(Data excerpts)
◇ ◇ ◇ ◇ ◇

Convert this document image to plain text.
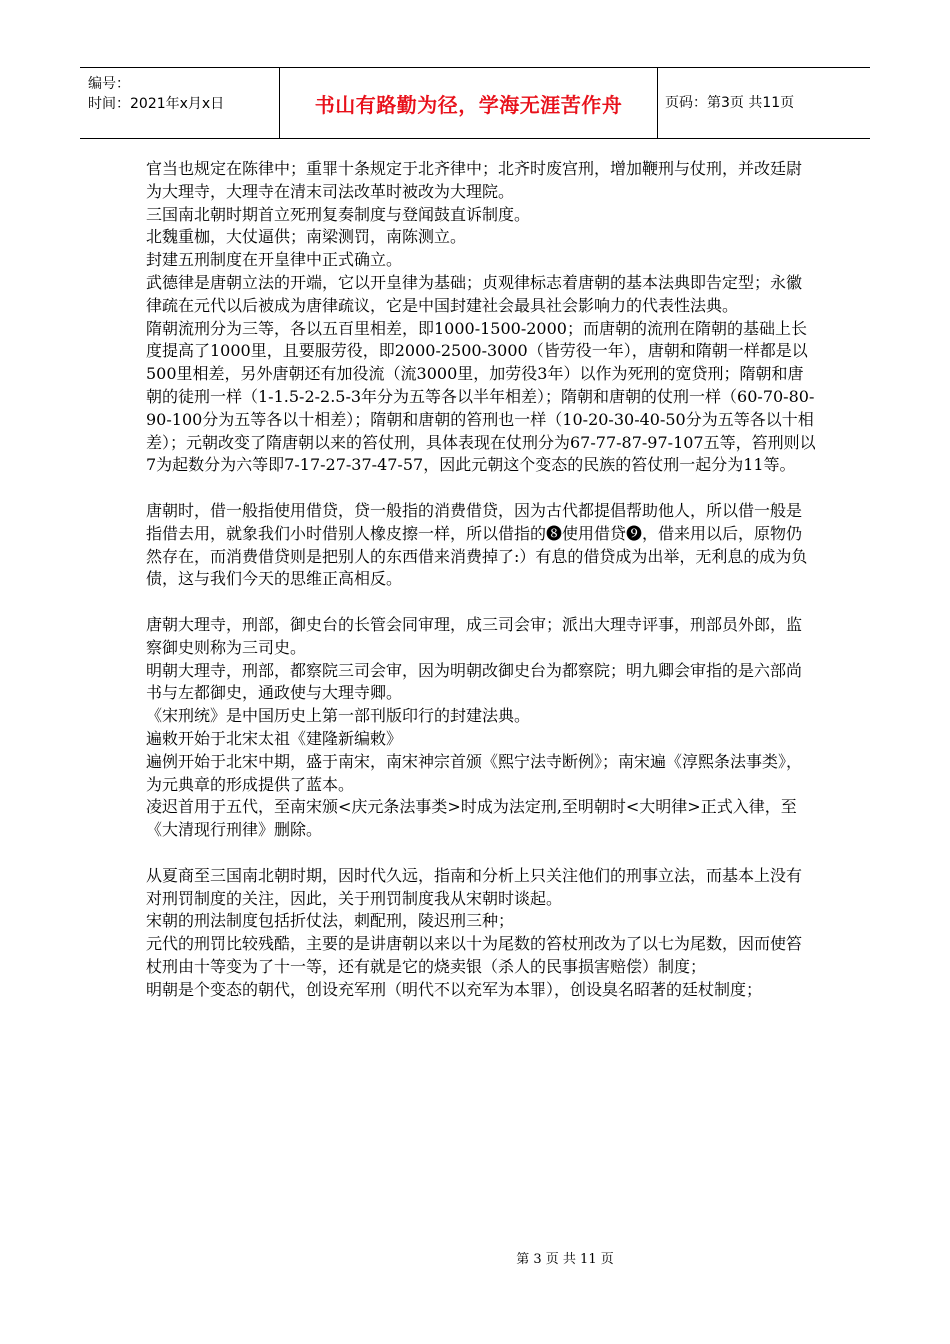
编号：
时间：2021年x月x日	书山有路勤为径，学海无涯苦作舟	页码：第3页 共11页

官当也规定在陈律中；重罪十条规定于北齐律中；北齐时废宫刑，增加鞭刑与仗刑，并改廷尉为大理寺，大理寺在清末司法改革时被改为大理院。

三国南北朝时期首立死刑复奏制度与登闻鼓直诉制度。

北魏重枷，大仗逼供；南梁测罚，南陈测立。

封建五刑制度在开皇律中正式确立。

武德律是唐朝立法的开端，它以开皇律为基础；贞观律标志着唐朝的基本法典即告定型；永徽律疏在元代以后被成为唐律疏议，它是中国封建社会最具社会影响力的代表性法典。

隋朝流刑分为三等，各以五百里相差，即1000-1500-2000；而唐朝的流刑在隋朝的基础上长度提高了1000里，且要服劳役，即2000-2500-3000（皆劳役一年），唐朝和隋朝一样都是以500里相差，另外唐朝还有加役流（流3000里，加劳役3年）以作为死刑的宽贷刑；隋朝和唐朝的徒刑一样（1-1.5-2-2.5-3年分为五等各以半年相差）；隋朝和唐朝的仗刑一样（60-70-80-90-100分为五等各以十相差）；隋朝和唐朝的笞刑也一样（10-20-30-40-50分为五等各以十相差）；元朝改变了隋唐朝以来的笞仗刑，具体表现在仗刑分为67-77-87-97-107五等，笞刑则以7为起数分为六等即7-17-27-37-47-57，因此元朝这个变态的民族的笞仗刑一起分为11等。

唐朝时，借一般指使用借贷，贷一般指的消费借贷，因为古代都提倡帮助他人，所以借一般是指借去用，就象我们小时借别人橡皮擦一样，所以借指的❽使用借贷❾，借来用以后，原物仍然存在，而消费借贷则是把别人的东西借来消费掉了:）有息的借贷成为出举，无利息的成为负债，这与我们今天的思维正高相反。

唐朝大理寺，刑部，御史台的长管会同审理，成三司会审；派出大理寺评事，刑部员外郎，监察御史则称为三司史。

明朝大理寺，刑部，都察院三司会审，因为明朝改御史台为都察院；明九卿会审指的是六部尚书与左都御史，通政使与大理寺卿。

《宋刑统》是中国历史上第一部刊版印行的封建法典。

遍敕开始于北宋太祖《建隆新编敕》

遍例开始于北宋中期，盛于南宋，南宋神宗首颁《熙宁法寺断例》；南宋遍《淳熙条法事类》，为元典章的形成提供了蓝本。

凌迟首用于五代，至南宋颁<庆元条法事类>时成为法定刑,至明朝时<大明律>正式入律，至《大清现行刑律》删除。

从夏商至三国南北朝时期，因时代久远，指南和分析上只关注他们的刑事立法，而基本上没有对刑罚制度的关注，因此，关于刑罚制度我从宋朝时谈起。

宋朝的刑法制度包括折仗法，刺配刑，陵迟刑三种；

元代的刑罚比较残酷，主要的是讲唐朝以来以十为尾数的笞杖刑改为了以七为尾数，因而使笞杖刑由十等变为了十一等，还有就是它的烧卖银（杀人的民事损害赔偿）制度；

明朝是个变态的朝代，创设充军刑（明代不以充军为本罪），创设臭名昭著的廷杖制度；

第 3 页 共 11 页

◇ ◇ ◇ ◇ ◇

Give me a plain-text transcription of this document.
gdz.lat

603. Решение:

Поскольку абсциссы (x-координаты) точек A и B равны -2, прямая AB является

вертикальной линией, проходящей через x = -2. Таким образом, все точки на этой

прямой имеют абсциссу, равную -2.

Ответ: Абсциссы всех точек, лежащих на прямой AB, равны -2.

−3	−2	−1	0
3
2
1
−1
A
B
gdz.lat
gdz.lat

◇ ◇ ◇ ◇ ◇

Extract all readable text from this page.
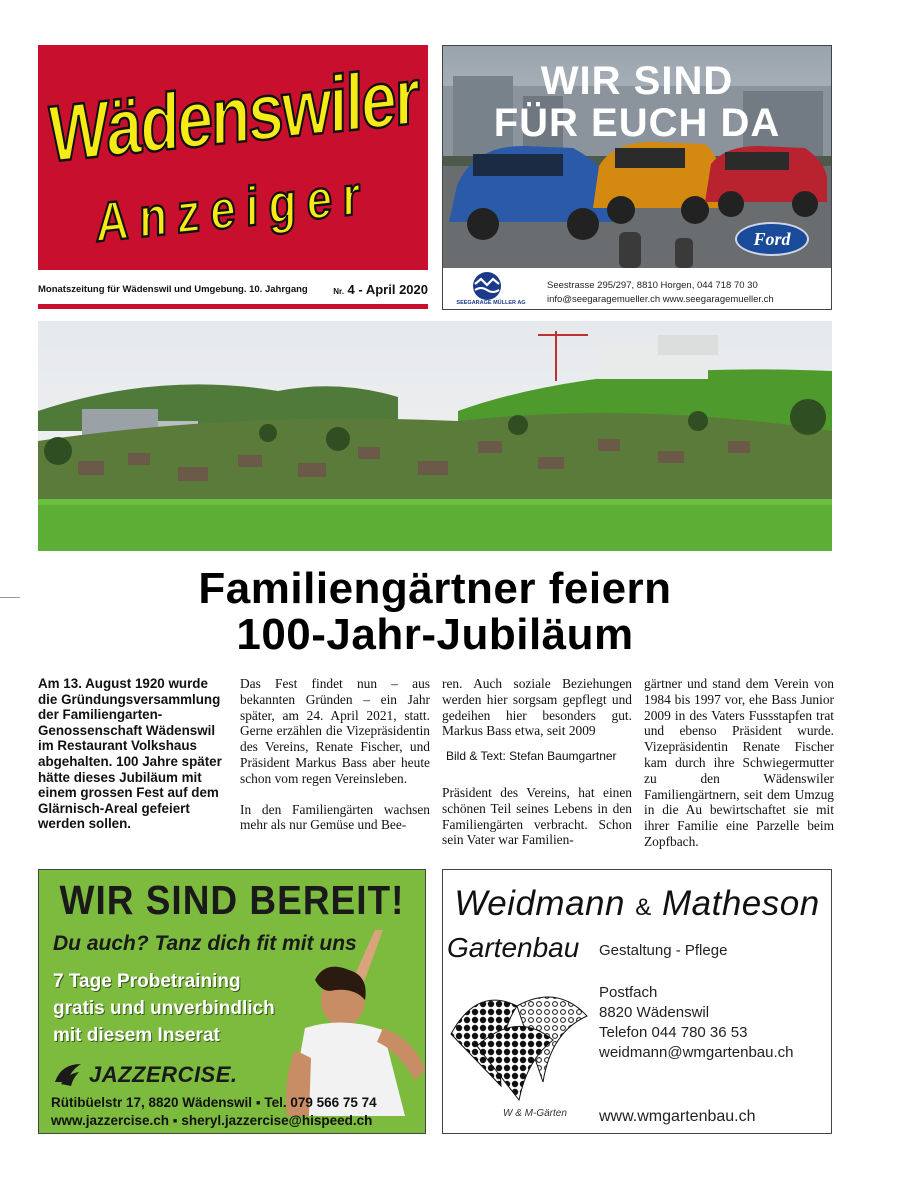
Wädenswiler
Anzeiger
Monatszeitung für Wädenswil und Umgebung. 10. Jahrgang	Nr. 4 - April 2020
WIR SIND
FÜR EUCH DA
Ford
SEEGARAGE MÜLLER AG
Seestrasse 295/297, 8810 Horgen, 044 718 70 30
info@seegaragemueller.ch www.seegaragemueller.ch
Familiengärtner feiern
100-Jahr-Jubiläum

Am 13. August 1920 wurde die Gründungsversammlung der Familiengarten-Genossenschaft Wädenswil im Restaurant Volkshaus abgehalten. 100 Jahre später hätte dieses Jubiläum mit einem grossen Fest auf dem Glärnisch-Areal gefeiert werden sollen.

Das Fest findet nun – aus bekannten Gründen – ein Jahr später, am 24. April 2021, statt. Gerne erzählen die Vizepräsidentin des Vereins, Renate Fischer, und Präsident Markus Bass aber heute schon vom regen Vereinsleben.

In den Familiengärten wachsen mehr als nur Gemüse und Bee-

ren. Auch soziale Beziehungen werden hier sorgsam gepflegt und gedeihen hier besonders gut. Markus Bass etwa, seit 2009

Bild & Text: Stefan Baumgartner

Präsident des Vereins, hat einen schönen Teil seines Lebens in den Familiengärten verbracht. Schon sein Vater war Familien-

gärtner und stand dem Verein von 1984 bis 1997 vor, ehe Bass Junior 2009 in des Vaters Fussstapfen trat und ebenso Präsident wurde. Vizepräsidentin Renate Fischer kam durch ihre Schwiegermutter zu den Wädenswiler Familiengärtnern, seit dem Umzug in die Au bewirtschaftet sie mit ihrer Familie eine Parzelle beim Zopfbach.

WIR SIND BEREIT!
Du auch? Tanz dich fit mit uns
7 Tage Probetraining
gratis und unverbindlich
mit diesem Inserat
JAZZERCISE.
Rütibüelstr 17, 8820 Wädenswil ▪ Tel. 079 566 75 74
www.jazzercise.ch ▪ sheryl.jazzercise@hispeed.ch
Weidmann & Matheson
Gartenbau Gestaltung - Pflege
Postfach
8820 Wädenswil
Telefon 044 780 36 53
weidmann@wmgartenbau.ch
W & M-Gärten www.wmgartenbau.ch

◇ ◇ ◇ ◇ ◇

STATED TASK:
Among the records above, how many lines carry the string "document"? Reply with the number alone.

TASK SOLUTION:
2